Instructions for the task =>
Copy each line of the material below that includes the string "color".

Provided material =>
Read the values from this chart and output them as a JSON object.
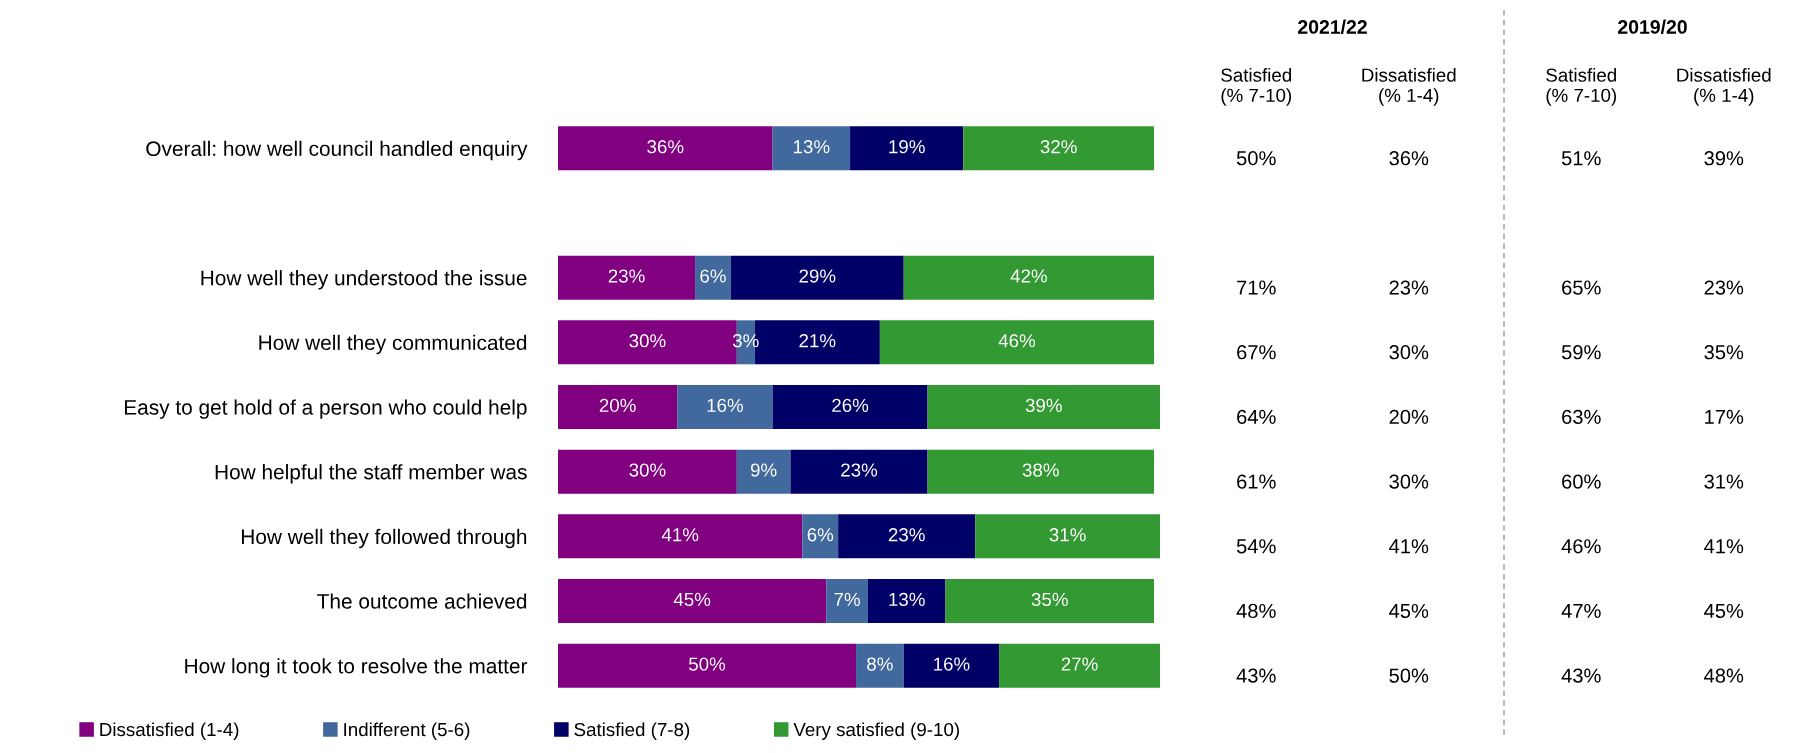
{
  "chart_data": [
    {
      "type": "bar",
      "orientation": "horizontal",
      "stacked": true,
      "tick_labels": "y",
      "legend": "bottom",
      "grid": false,
      "categories": [
        "Overall: how well council handled enquiry",
        null,
        "How well they understood the issue",
        "How well they communicated",
        "Easy to get hold of a person who could help",
        "How helpful the staff member was",
        "How well they followed through",
        "The outcome achieved",
        "How long it took to resolve the matter"
      ],
      "series": [
        {
          "name": "Dissatisfied (1-4)",
          "color": "#800080",
          "values": [
            36,
            null,
            23,
            30,
            20,
            30,
            41,
            45,
            50
          ],
          "value_labels": [
            "36%",
            null,
            "23%",
            "30%",
            "20%",
            "30%",
            "41%",
            "45%",
            "50%"
          ]
        },
        {
          "name": "Indifferent (5-6)",
          "color": "#41699e",
          "values": [
            13,
            null,
            6,
            3,
            16,
            9,
            6,
            7,
            8
          ],
          "value_labels": [
            "13%",
            null,
            "6%",
            "3%",
            "16%",
            "9%",
            "6%",
            "7%",
            "8%"
          ]
        },
        {
          "name": "Satisfied (7-8)",
          "color": "#000066",
          "values": [
            19,
            null,
            29,
            21,
            26,
            23,
            23,
            13,
            16
          ],
          "value_labels": [
            "19%",
            null,
            "29%",
            "21%",
            "26%",
            "23%",
            "23%",
            "13%",
            "16%"
          ]
        },
        {
          "name": "Very satisfied (9-10)",
          "color": "#339933",
          "values": [
            32,
            null,
            42,
            46,
            39,
            38,
            31,
            35,
            27
          ],
          "value_labels": [
            "32%",
            null,
            "42%",
            "46%",
            "39%",
            "38%",
            "31%",
            "35%",
            "27%"
          ]
        }
      ]
    },
    {
      "type": "other",
      "title": "2021/22",
      "annotations": [
        "Satisfied\n(% 7-10)",
        "Dissatisfied\n(% 1-4)",
        "50%",
        "36%",
        "71%",
        "23%",
        "67%",
        "30%",
        "64%",
        "20%",
        "61%",
        "30%",
        "54%",
        "41%",
        "48%",
        "45%",
        "43%",
        "50%"
      ]
    },
    {
      "type": "other",
      "title": "2019/20",
      "annotations": [
        "Satisfied\n(% 7-10)",
        "Dissatisfied\n(% 1-4)",
        "51%",
        "39%",
        "65%",
        "23%",
        "59%",
        "35%",
        "63%",
        "17%",
        "60%",
        "31%",
        "46%",
        "41%",
        "47%",
        "45%",
        "43%",
        "48%"
      ]
    }
  ]
}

Correct result =>
          "color": "#800080",
          "color": "#41699e",
          "color": "#000066",
          "color": "#339933",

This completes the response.